> _WHAT TO DO_
All of the records must come back exactly as they were given.

> _Recorded data_
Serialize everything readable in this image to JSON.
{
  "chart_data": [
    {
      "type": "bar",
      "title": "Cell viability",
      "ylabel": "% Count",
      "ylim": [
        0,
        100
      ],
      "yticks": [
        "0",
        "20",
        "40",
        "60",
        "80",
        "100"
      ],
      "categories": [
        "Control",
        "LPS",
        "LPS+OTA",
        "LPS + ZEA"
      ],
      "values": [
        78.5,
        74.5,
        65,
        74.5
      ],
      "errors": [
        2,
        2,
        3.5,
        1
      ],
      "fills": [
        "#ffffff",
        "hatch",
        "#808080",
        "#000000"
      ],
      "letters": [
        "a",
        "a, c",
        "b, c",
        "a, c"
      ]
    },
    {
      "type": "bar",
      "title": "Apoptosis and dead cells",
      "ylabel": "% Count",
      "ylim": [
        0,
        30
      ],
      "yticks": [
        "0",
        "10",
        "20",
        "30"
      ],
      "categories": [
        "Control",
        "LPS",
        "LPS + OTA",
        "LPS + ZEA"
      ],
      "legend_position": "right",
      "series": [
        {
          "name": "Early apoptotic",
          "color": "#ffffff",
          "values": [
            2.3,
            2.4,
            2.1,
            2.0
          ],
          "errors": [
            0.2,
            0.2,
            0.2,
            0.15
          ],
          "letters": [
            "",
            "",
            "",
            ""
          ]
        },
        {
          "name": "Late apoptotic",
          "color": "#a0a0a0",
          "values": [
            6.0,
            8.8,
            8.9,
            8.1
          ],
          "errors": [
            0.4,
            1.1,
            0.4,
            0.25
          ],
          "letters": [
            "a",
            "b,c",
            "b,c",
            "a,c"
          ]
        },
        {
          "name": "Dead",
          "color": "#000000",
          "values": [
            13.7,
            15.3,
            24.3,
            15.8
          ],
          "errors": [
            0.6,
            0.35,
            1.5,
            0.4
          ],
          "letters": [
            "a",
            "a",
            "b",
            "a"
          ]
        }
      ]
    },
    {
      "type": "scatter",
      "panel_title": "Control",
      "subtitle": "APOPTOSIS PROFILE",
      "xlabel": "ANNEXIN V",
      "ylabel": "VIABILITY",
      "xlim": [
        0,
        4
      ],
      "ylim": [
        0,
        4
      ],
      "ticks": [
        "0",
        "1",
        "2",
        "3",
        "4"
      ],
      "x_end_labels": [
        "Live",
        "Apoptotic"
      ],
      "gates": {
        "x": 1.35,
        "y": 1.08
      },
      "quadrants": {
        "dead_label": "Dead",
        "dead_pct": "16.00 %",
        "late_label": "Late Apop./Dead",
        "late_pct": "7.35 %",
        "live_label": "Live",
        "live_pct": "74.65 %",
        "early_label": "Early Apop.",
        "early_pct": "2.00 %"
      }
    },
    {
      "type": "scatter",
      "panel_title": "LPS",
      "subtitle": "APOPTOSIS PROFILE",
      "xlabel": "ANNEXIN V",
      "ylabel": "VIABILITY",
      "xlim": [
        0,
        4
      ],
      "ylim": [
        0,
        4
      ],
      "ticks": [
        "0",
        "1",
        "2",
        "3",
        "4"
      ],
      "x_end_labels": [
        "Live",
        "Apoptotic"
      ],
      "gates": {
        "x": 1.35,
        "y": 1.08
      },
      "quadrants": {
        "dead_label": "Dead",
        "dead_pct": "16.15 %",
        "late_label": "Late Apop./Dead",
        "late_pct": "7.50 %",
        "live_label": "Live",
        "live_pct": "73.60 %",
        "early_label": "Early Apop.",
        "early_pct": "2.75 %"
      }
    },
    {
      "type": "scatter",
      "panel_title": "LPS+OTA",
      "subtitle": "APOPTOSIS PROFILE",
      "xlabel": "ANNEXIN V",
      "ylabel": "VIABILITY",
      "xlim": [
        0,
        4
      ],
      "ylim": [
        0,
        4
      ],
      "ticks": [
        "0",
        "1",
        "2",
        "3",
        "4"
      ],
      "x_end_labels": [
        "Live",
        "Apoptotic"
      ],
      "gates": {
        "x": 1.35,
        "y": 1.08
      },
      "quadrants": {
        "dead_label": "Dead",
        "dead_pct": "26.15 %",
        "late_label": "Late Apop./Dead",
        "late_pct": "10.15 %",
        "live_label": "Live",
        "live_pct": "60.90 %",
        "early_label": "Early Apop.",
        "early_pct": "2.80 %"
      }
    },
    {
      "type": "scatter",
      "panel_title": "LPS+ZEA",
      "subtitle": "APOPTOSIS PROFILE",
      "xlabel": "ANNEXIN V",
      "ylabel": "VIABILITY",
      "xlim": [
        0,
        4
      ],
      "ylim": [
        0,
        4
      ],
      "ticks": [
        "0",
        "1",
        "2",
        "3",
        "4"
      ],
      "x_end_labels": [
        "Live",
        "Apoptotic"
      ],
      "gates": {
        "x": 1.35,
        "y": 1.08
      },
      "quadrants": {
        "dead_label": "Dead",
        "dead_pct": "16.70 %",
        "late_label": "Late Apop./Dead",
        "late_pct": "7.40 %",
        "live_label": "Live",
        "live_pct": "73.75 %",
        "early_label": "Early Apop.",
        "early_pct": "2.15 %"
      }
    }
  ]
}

> _OUTPUT_
Serialize everything readable in this image to JSON.
{
  "chart_data": [
    {
      "type": "bar",
      "title": "Cell viability",
      "ylabel": "% Count",
      "ylim": [
        0,
        100
      ],
      "yticks": [
        "0",
        "20",
        "40",
        "60",
        "80",
        "100"
      ],
      "categories": [
        "Control",
        "LPS",
        "LPS+OTA",
        "LPS + ZEA"
      ],
      "values": [
        78.5,
        74.5,
        65,
        74.5
      ],
      "errors": [
        2,
        2,
        3.5,
        1
      ],
      "fills": [
        "#ffffff",
        "hatch",
        "#808080",
        "#000000"
      ],
      "letters": [
        "a",
        "a, c",
        "b, c",
        "a, c"
      ]
    },
    {
      "type": "bar",
      "title": "Apoptosis and dead cells",
      "ylabel": "% Count",
      "ylim": [
        0,
        30
      ],
      "yticks": [
        "0",
        "10",
        "20",
        "30"
      ],
      "categories": [
        "Control",
        "LPS",
        "LPS + OTA",
        "LPS + ZEA"
      ],
      "legend_position": "right",
      "series": [
        {
          "name": "Early apoptotic",
          "color": "#ffffff",
          "values": [
            2.3,
            2.4,
            2.1,
            2.0
          ],
          "errors": [
            0.2,
            0.2,
            0.2,
            0.15
          ],
          "letters": [
            "",
            "",
            "",
            ""
          ]
        },
        {
          "name": "Late apoptotic",
          "color": "#a0a0a0",
          "values": [
            6.0,
            8.8,
            8.9,
            8.1
          ],
          "errors": [
            0.4,
            1.1,
            0.4,
            0.25
          ],
          "letters": [
            "a",
            "b,c",
            "b,c",
            "a,c"
          ]
        },
        {
          "name": "Dead",
          "color": "#000000",
          "values": [
            13.7,
            15.3,
            24.3,
            15.8
          ],
          "errors": [
            0.6,
            0.35,
            1.5,
            0.4
          ],
          "letters": [
            "a",
            "a",
            "b",
            "a"
          ]
        }
      ]
    },
    {
      "type": "scatter",
      "panel_title": "Control",
      "subtitle": "APOPTOSIS PROFILE",
      "xlabel": "ANNEXIN V",
      "ylabel": "VIABILITY",
      "xlim": [
        0,
        4
      ],
      "ylim": [
        0,
        4
      ],
      "ticks": [
        "0",
        "1",
        "2",
        "3",
        "4"
      ],
      "x_end_labels": [
        "Live",
        "Apoptotic"
      ],
      "gates": {
        "x": 1.35,
        "y": 1.08
      },
      "quadrants": {
        "dead_label": "Dead",
        "dead_pct": "16.00 %",
        "late_label": "Late Apop./Dead",
        "late_pct": "7.35 %",
        "live_label": "Live",
        "live_pct": "74.65 %",
        "early_label": "Early Apop.",
        "early_pct": "2.00 %"
      }
    },
    {
      "type": "scatter",
      "panel_title": "LPS",
      "subtitle": "APOPTOSIS PROFILE",
      "xlabel": "ANNEXIN V",
      "ylabel": "VIABILITY",
      "xlim": [
        0,
        4
      ],
      "ylim": [
        0,
        4
      ],
      "ticks": [
        "0",
        "1",
        "2",
        "3",
        "4"
      ],
      "x_end_labels": [
        "Live",
        "Apoptotic"
      ],
      "gates": {
        "x": 1.35,
        "y": 1.08
      },
      "quadrants": {
        "dead_label": "Dead",
        "dead_pct": "16.15 %",
        "late_label": "Late Apop./Dead",
        "late_pct": "7.50 %",
        "live_label": "Live",
        "live_pct": "73.60 %",
        "early_label": "Early Apop.",
        "early_pct": "2.75 %"
      }
    },
    {
      "type": "scatter",
      "panel_title": "LPS+OTA",
      "subtitle": "APOPTOSIS PROFILE",
      "xlabel": "ANNEXIN V",
      "ylabel": "VIABILITY",
      "xlim": [
        0,
        4
      ],
      "ylim": [
        0,
        4
      ],
      "ticks": [
        "0",
        "1",
        "2",
        "3",
        "4"
      ],
      "x_end_labels": [
        "Live",
        "Apoptotic"
      ],
      "gates": {
        "x": 1.35,
        "y": 1.08
      },
      "quadrants": {
        "dead_label": "Dead",
        "dead_pct": "26.15 %",
        "late_label": "Late Apop./Dead",
        "late_pct": "10.15 %",
        "live_label": "Live",
        "live_pct": "60.90 %",
        "early_label": "Early Apop.",
        "early_pct": "2.80 %"
      }
    },
    {
      "type": "scatter",
      "panel_title": "LPS+ZEA",
      "subtitle": "APOPTOSIS PROFILE",
      "xlabel": "ANNEXIN V",
      "ylabel": "VIABILITY",
      "xlim": [
        0,
        4
      ],
      "ylim": [
        0,
        4
      ],
      "ticks": [
        "0",
        "1",
        "2",
        "3",
        "4"
      ],
      "x_end_labels": [
        "Live",
        "Apoptotic"
      ],
      "gates": {
        "x": 1.35,
        "y": 1.08
      },
      "quadrants": {
        "dead_label": "Dead",
        "dead_pct": "16.70 %",
        "late_label": "Late Apop./Dead",
        "late_pct": "7.40 %",
        "live_label": "Live",
        "live_pct": "73.75 %",
        "early_label": "Early Apop.",
        "early_pct": "2.15 %"
      }
    }
  ]
}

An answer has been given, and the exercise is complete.